Stored items of the dataset

-- BEGIN --

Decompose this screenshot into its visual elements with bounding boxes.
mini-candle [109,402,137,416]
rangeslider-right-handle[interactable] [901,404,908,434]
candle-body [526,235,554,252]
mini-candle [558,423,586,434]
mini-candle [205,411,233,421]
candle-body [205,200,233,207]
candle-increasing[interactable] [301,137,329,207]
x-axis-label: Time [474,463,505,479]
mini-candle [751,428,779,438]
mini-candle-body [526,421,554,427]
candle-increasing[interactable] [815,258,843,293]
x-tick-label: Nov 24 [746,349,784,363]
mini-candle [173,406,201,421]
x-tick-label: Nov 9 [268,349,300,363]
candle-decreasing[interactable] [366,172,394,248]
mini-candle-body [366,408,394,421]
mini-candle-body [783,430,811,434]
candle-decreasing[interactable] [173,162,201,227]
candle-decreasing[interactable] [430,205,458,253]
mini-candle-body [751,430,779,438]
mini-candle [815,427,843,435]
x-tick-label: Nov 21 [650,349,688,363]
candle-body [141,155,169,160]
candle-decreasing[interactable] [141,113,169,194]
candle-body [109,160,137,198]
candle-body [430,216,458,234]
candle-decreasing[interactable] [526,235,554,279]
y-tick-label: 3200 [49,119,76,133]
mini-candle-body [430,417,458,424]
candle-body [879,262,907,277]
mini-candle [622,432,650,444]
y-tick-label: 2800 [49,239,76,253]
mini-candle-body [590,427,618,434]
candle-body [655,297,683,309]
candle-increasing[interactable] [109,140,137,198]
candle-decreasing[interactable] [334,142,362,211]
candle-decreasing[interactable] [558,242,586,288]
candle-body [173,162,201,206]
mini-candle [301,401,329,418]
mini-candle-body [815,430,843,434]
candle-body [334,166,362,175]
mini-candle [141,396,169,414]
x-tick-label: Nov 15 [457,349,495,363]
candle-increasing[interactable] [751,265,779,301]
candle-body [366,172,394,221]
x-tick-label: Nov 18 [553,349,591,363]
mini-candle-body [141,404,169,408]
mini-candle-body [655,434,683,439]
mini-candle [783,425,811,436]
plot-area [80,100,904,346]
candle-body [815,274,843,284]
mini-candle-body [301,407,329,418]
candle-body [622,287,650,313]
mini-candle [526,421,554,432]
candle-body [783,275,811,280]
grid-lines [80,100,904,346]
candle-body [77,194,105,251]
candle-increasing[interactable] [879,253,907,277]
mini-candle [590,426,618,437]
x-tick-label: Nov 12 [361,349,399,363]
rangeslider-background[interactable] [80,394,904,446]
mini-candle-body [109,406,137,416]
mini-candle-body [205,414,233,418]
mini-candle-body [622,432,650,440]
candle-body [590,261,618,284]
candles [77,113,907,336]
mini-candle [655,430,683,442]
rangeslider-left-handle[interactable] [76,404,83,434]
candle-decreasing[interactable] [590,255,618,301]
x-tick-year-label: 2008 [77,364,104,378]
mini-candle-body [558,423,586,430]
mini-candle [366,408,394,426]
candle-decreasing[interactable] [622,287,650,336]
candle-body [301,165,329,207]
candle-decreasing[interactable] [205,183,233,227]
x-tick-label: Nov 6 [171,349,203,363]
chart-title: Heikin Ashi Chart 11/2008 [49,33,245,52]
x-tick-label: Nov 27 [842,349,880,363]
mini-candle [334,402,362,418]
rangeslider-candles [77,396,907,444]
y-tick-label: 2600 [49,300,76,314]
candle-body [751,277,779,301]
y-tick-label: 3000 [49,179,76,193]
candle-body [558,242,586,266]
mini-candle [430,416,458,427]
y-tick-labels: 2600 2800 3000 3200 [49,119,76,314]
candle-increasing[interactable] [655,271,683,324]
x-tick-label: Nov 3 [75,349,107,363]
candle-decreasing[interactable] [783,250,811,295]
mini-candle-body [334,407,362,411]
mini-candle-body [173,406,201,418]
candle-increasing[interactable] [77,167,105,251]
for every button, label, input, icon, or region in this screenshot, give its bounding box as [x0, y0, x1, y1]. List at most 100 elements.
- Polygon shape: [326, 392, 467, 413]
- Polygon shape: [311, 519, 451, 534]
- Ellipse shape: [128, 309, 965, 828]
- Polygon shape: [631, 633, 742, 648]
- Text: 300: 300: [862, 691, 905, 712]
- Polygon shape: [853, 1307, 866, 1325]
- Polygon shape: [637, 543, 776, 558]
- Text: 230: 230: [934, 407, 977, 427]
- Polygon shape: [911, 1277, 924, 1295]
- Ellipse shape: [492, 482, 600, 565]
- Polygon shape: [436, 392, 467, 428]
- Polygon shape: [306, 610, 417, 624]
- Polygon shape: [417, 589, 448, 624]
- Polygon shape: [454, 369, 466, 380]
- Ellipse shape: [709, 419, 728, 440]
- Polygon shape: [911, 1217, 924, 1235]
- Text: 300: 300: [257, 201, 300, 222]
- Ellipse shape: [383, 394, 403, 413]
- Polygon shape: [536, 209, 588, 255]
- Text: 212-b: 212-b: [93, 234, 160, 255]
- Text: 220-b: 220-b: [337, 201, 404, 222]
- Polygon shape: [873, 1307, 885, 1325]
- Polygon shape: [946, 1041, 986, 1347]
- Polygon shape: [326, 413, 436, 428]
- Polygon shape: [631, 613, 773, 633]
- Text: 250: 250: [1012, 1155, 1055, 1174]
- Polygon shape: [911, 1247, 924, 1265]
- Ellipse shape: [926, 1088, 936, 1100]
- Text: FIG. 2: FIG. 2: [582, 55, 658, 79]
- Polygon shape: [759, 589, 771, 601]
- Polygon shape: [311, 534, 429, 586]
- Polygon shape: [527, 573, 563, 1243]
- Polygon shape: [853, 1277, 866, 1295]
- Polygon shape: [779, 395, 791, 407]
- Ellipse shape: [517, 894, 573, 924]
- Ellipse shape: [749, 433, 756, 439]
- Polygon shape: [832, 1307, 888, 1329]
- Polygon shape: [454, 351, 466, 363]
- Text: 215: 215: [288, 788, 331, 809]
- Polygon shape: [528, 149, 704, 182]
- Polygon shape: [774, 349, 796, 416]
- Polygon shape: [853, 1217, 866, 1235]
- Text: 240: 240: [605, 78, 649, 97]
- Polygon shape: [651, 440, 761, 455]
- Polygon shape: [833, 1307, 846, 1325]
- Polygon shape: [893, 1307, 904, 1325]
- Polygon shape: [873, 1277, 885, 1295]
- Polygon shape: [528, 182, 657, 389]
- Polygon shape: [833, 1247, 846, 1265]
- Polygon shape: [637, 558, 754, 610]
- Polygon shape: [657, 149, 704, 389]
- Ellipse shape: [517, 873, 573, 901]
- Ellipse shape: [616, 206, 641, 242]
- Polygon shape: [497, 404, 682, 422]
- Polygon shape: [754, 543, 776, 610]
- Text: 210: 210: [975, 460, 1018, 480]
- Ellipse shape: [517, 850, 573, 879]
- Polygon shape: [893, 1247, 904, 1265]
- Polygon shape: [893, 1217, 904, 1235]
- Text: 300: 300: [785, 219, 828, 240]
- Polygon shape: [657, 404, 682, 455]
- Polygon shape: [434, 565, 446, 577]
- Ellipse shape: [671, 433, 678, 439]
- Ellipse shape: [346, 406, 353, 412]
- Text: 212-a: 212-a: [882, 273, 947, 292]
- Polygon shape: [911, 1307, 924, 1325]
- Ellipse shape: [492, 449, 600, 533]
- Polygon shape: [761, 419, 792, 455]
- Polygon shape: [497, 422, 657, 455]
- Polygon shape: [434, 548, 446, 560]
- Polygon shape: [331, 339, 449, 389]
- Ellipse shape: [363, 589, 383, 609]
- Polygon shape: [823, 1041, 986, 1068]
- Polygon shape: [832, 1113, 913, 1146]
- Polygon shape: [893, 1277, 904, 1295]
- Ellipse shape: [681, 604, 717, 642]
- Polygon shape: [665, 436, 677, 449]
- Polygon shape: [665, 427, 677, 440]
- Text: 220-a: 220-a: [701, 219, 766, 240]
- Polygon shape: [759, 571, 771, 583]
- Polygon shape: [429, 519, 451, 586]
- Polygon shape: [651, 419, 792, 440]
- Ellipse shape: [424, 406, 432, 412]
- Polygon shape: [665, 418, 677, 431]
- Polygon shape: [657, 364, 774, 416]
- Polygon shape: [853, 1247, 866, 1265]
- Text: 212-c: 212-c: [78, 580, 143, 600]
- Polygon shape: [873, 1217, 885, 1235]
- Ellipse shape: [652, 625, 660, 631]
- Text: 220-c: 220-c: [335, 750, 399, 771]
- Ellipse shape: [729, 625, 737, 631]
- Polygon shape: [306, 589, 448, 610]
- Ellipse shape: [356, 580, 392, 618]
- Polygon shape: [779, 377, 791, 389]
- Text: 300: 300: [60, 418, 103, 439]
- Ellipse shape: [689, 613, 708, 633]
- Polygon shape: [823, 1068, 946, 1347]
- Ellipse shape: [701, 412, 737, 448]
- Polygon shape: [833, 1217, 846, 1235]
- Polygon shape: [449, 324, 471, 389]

-- END --

# [EXERCISE INSTRUCTIONS]
Reproduce verbatim the lines of the items from the beginning through the line containing "candle-increasing[interactable] [815,258,843,293]", including that line.

# [THE SOLUTION]
Decompose this screenshot into its visual elements with bounding boxes.
mini-candle [109,402,137,416]
rangeslider-right-handle[interactable] [901,404,908,434]
candle-body [526,235,554,252]
mini-candle [558,423,586,434]
mini-candle [205,411,233,421]
candle-body [205,200,233,207]
candle-increasing[interactable] [301,137,329,207]
x-axis-label: Time [474,463,505,479]
mini-candle [751,428,779,438]
mini-candle-body [526,421,554,427]
candle-increasing[interactable] [815,258,843,293]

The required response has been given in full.